» Records shown:
--------------------------------------------------
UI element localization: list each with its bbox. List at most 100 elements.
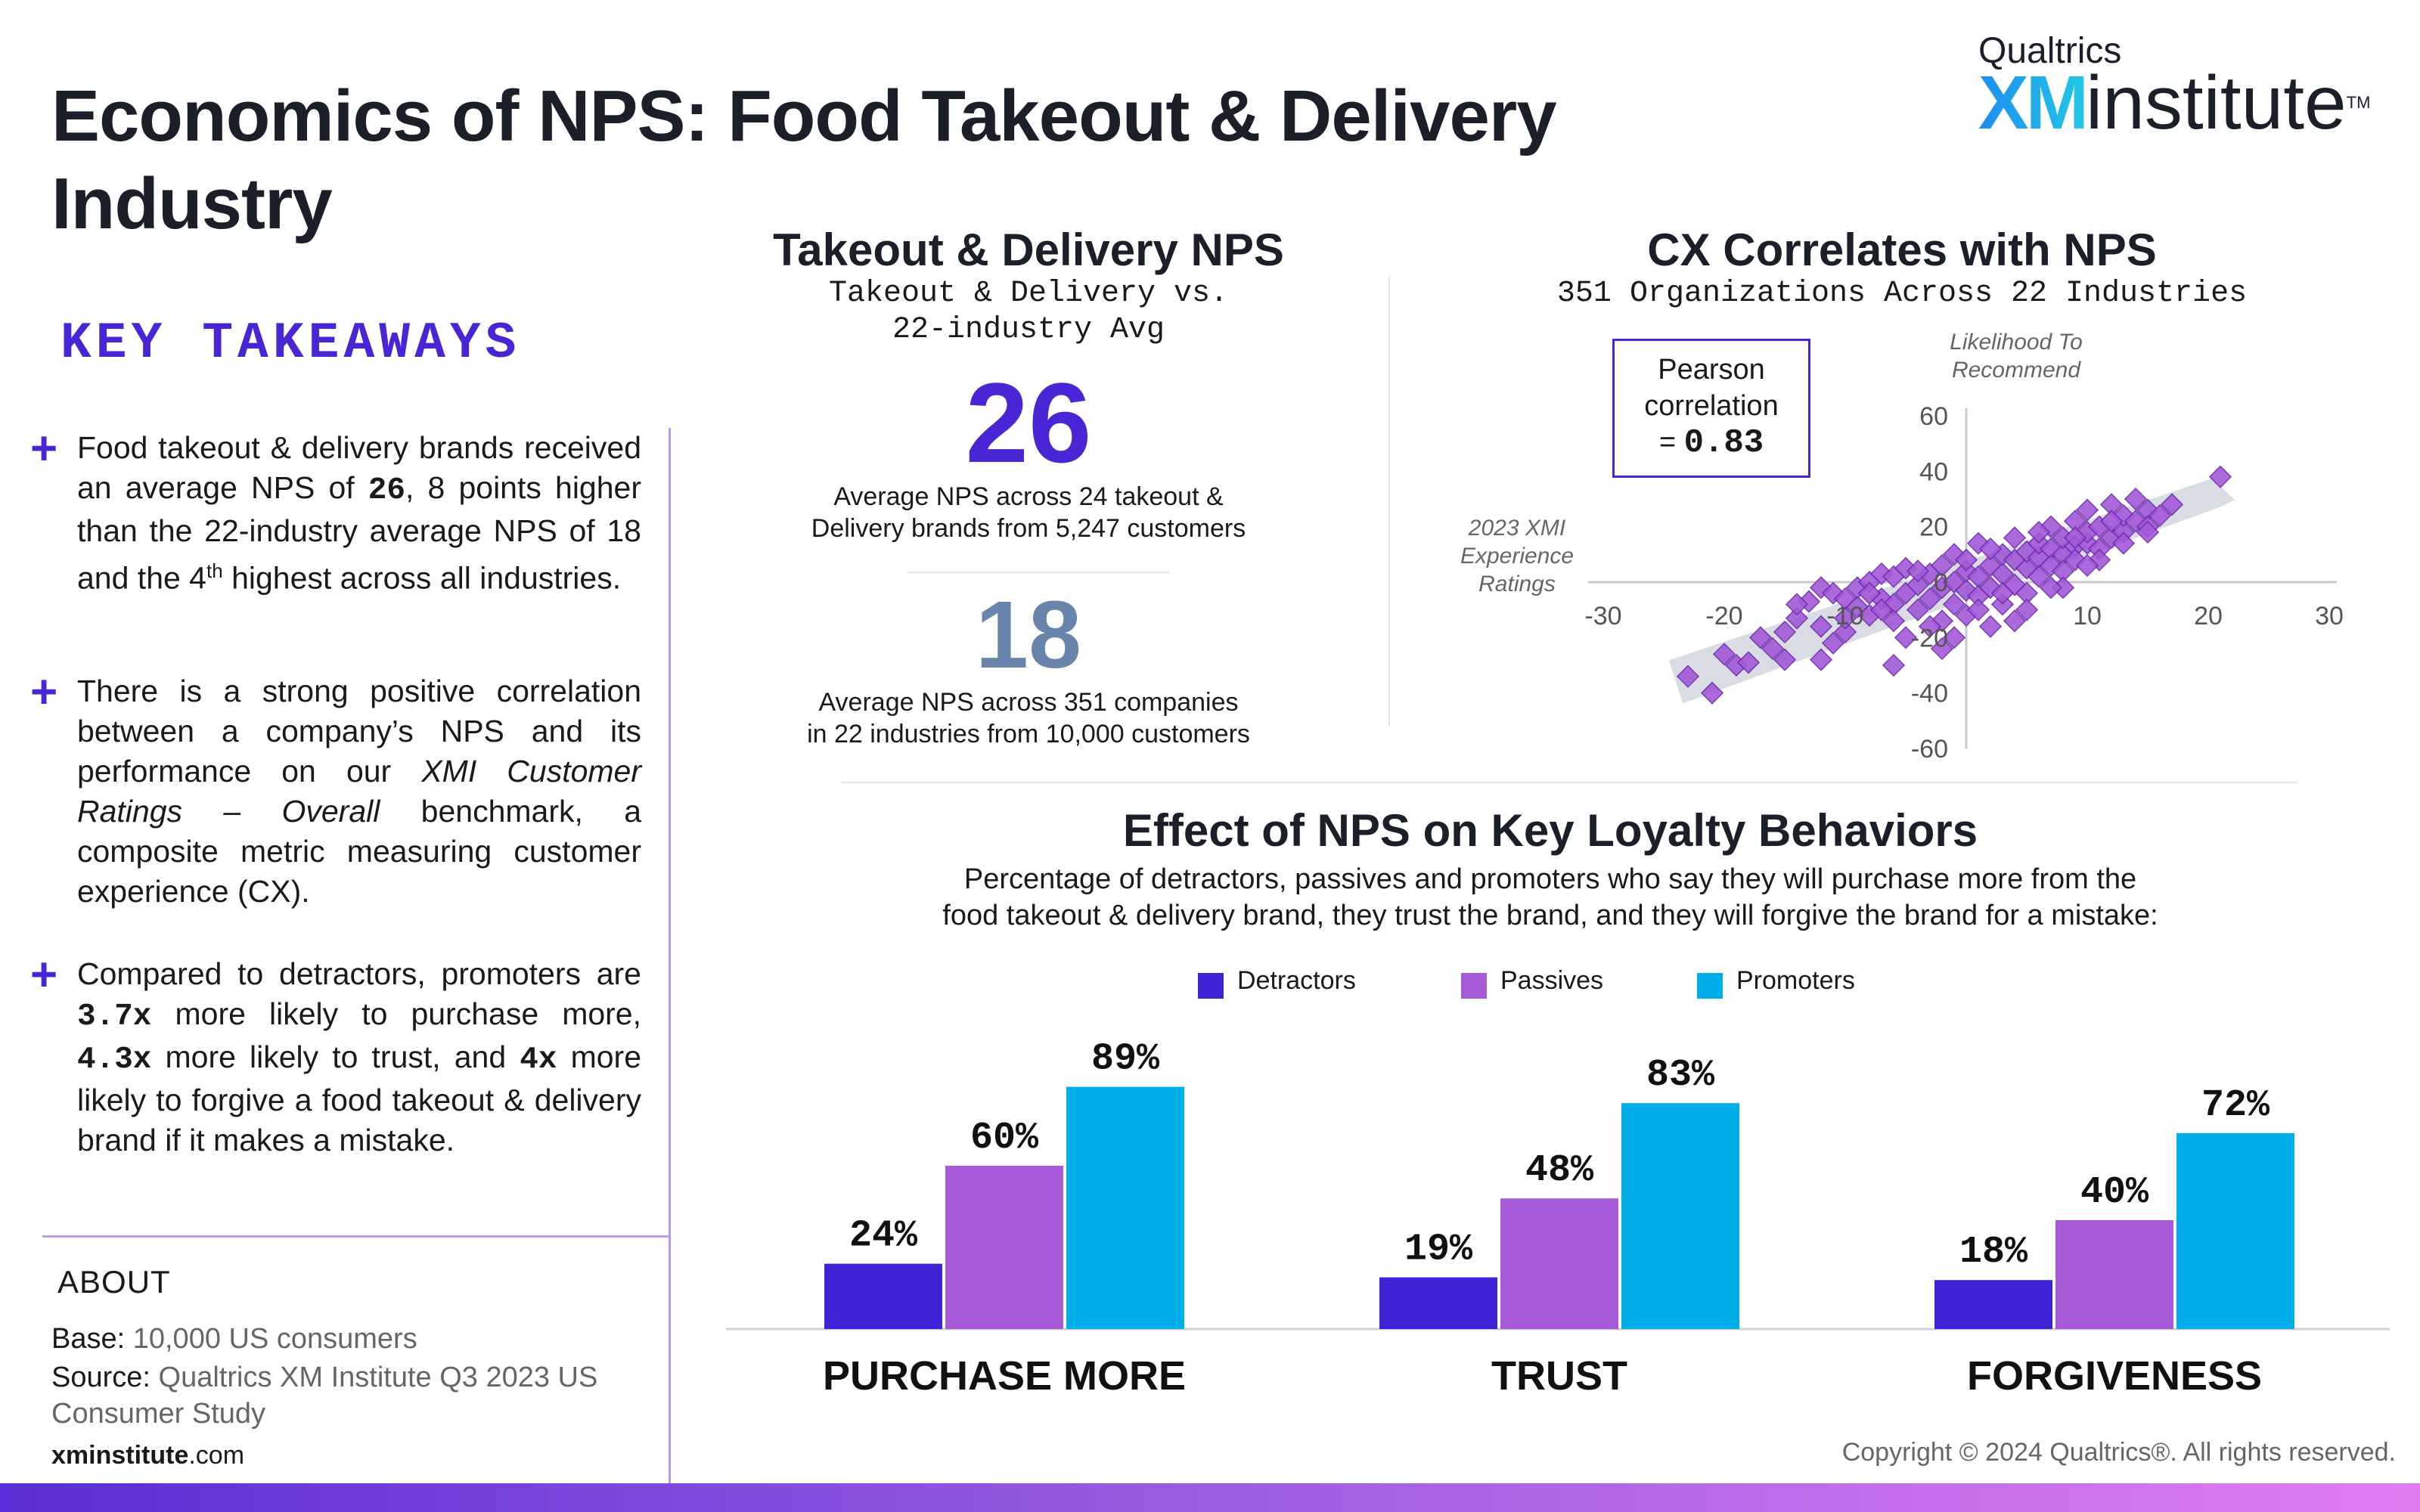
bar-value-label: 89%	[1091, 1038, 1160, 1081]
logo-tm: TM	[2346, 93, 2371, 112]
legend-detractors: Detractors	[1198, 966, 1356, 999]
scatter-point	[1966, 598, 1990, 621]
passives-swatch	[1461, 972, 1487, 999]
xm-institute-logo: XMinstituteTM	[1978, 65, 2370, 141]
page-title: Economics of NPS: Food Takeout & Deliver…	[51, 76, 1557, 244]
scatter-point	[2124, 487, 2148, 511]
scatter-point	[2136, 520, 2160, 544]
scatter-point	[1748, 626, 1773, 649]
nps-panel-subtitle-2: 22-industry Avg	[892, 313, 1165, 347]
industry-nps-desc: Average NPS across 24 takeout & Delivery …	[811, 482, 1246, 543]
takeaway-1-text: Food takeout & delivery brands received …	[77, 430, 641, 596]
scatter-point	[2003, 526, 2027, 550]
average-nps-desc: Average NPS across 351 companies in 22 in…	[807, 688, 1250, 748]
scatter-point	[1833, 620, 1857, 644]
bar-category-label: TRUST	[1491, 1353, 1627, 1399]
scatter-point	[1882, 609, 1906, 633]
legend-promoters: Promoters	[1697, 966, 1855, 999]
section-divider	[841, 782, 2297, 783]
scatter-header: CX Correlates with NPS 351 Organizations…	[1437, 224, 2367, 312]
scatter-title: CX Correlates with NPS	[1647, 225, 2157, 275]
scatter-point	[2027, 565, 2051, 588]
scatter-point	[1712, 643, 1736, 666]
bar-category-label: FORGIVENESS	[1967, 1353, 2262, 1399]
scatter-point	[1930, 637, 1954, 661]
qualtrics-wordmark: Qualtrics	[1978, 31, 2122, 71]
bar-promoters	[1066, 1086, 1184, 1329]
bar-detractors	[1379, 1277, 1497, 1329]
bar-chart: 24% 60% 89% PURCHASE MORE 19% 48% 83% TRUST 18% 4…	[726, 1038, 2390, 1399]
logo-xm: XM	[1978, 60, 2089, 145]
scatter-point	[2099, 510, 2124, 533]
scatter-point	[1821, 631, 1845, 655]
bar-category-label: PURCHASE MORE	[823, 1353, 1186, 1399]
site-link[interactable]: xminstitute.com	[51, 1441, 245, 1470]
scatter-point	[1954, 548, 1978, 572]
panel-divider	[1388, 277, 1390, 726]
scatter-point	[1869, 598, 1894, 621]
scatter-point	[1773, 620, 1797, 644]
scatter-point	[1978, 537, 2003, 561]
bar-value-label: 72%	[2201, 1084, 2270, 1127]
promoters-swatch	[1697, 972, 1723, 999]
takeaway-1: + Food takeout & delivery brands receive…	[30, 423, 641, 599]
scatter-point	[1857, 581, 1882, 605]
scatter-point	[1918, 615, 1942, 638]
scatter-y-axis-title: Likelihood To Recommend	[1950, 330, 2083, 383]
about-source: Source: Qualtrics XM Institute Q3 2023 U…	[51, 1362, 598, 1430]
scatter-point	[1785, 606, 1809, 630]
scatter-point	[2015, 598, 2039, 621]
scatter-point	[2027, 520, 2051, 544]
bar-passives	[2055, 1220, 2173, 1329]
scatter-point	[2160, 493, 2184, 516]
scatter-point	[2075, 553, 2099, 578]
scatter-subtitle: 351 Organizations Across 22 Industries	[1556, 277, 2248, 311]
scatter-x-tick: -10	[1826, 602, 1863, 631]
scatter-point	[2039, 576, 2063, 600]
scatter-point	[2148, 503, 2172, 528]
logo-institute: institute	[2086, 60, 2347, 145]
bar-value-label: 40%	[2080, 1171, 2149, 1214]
--------------------------------------------------
» Direction:
Pick out every line in the listing above that contains the string "value", and copy each one. Case counts.

» In response:
bar-value-label: 89%	[1091, 1038, 1160, 1081]
bar-value-label: 72%	[2201, 1084, 2270, 1127]
bar-value-label: 40%	[2080, 1171, 2149, 1214]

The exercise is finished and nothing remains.